··· Data provided

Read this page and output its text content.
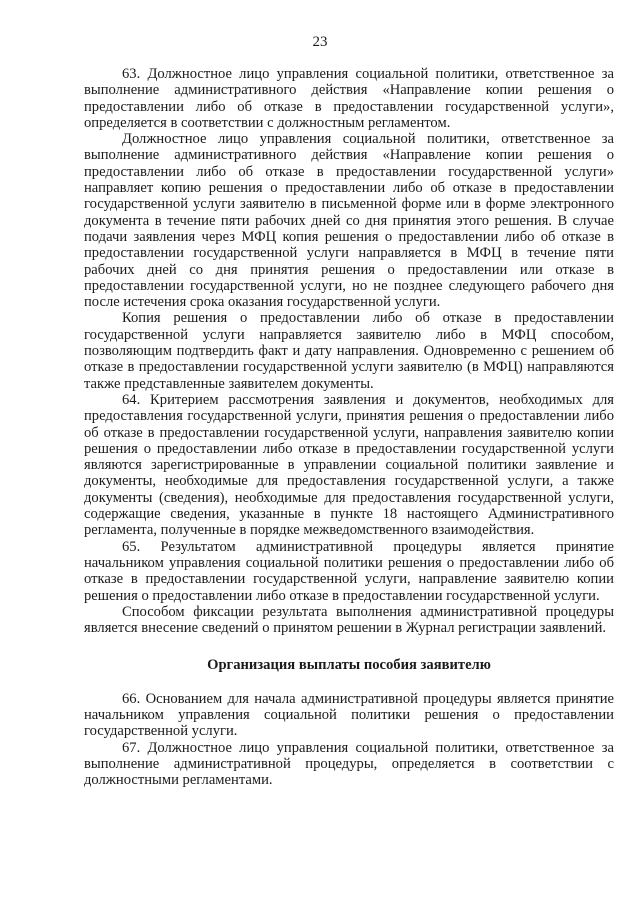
23

63. Должностное лицо управления социальной политики, ответственное за выполнение административного действия «Направление копии решения о предоставлении либо об отказе в предоставлении государственной услуги», определяется в соответствии с должностным регламентом.

Должностное лицо управления социальной политики, ответственное за выполнение административного действия «Направление копии решения о предоставлении либо об отказе в предоставлении государственной услуги» направляет копию решения о предоставлении либо об отказе в предоставлении государственной услуги заявителю в письменной форме или в форме электронного документа в течение пяти рабочих дней со дня принятия этого решения. В случае подачи заявления через МФЦ копия решения о предоставлении либо об отказе в предоставлении государственной услуги направляется в МФЦ в течение пяти рабочих дней со дня принятия решения о предоставлении или отказе в предоставлении государственной услуги, но не позднее следующего рабочего дня после истечения срока оказания государственной услуги.

Копия решения о предоставлении либо об отказе в предоставлении государственной услуги направляется заявителю либо в МФЦ способом, позволяющим подтвердить факт и дату направления. Одновременно с решением об отказе в предоставлении государственной услуги заявителю (в МФЦ) направляются также представленные заявителем документы.

64. Критерием рассмотрения заявления и документов, необходимых для предоставления государственной услуги, принятия решения о предоставлении либо об отказе в предоставлении государственной услуги, направления заявителю копии решения о предоставлении либо отказе в предоставлении государственной услуги являются зарегистрированные в управлении социальной политики заявление и документы, необходимые для предоставления государственной услуги, а также документы (сведения), необходимые для предоставления государственной услуги, содержащие сведения, указанные в пункте 18 настоящего Административного регламента, полученные в порядке межведомственного взаимодействия.

65. Результатом административной процедуры является принятие начальником управления социальной политики решения о предоставлении либо об отказе в предоставлении государственной услуги, направление заявителю копии решения о предоставлении либо отказе в предоставлении государственной услуги.

Способом фиксации результата выполнения административной процедуры является внесение сведений о принятом решении в Журнал регистрации заявлений.

Организация выплаты пособия заявителю

66. Основанием для начала административной процедуры является принятие начальником управления социальной политики решения о предоставлении государственной услуги.

67. Должностное лицо управления социальной политики, ответственное за выполнение административной процедуры, определяется в соответствии с должностными регламентами.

······

Exercise details :: Pull out every line of the records above that contains the word "является".

The output ::
65. Результатом административной процедуры является принятие начальником управления социальной политики решения о предоставлении либо об отказе в предоставлении государственной услуги, направление заявителю копии решения о предоставлении либо отказе в предоставлении государственной услуги.
Способом фиксации результата выполнения административной процедуры является внесение сведений о принятом решении в Журнал регистрации заявлений.
66. Основанием для начала административной процедуры является принятие начальником управления социальной политики решения о предоставлении государственной услуги.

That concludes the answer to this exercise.